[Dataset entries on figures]
┄┄┄┄┄┄
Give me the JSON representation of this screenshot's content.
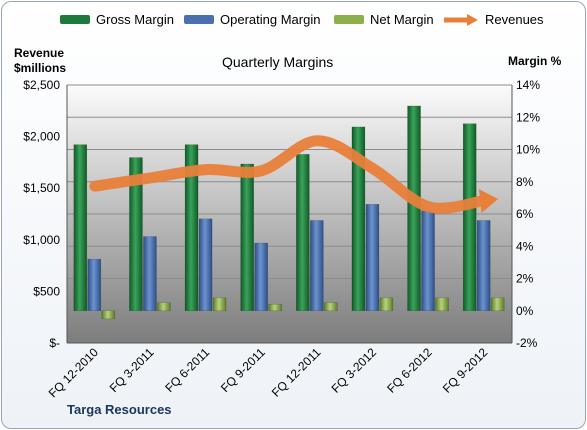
{
  "chart_data": {
    "type": "bar",
    "title": "Quarterly Margins",
    "company": "Targa Resources",
    "left_axis_label_line1": "Revenue",
    "left_axis_label_line2": "$millions",
    "right_axis_label": "Margin %",
    "categories": [
      "FQ 12-2010",
      "FQ 3-2011",
      "FQ 6-2011",
      "FQ 9-2011",
      "FQ 12-2011",
      "FQ 3-2012",
      "FQ 6-2012",
      "FQ 9-2012"
    ],
    "left_axis": {
      "range": [
        0,
        2500
      ],
      "ticks": [
        "$-",
        "$500",
        "$1,000",
        "$1,500",
        "$2,000",
        "$2,500"
      ]
    },
    "right_axis": {
      "range": [
        -2,
        14
      ],
      "ticks": [
        "-2%",
        "0%",
        "2%",
        "4%",
        "6%",
        "8%",
        "10%",
        "12%",
        "14%"
      ]
    },
    "series": [
      {
        "name": "Gross Margin",
        "axis": "right",
        "kind": "bar",
        "color": "#1e7a3c",
        "values": [
          10.3,
          9.5,
          10.3,
          9.1,
          9.7,
          11.4,
          12.7,
          11.6
        ]
      },
      {
        "name": "Operating Margin",
        "axis": "right",
        "kind": "bar",
        "color": "#4a70ad",
        "values": [
          3.2,
          4.6,
          5.7,
          4.2,
          5.6,
          6.6,
          6.2,
          5.6
        ]
      },
      {
        "name": "Net Margin",
        "axis": "right",
        "kind": "bar",
        "color": "#8db04a",
        "values": [
          -0.5,
          0.5,
          0.8,
          0.4,
          0.5,
          0.8,
          0.8,
          0.8
        ]
      },
      {
        "name": "Revenues",
        "axis": "left",
        "kind": "line",
        "color": "#e8803a",
        "values": [
          1520,
          1600,
          1680,
          1670,
          1960,
          1690,
          1320,
          1380
        ]
      }
    ],
    "grid": true,
    "legend_position": "top"
  }
}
┄┄┄┄┄┄
Problem description — Every line above should be repeated exactly; pictures stay out of the copy.

Written reply —
Give me the JSON representation of this screenshot's content.
{
  "chart_data": {
    "type": "bar",
    "title": "Quarterly Margins",
    "company": "Targa Resources",
    "left_axis_label_line1": "Revenue",
    "left_axis_label_line2": "$millions",
    "right_axis_label": "Margin %",
    "categories": [
      "FQ 12-2010",
      "FQ 3-2011",
      "FQ 6-2011",
      "FQ 9-2011",
      "FQ 12-2011",
      "FQ 3-2012",
      "FQ 6-2012",
      "FQ 9-2012"
    ],
    "left_axis": {
      "range": [
        0,
        2500
      ],
      "ticks": [
        "$-",
        "$500",
        "$1,000",
        "$1,500",
        "$2,000",
        "$2,500"
      ]
    },
    "right_axis": {
      "range": [
        -2,
        14
      ],
      "ticks": [
        "-2%",
        "0%",
        "2%",
        "4%",
        "6%",
        "8%",
        "10%",
        "12%",
        "14%"
      ]
    },
    "series": [
      {
        "name": "Gross Margin",
        "axis": "right",
        "kind": "bar",
        "color": "#1e7a3c",
        "values": [
          10.3,
          9.5,
          10.3,
          9.1,
          9.7,
          11.4,
          12.7,
          11.6
        ]
      },
      {
        "name": "Operating Margin",
        "axis": "right",
        "kind": "bar",
        "color": "#4a70ad",
        "values": [
          3.2,
          4.6,
          5.7,
          4.2,
          5.6,
          6.6,
          6.2,
          5.6
        ]
      },
      {
        "name": "Net Margin",
        "axis": "right",
        "kind": "bar",
        "color": "#8db04a",
        "values": [
          -0.5,
          0.5,
          0.8,
          0.4,
          0.5,
          0.8,
          0.8,
          0.8
        ]
      },
      {
        "name": "Revenues",
        "axis": "left",
        "kind": "line",
        "color": "#e8803a",
        "values": [
          1520,
          1600,
          1680,
          1670,
          1960,
          1690,
          1320,
          1380
        ]
      }
    ],
    "grid": true,
    "legend_position": "top"
  }
}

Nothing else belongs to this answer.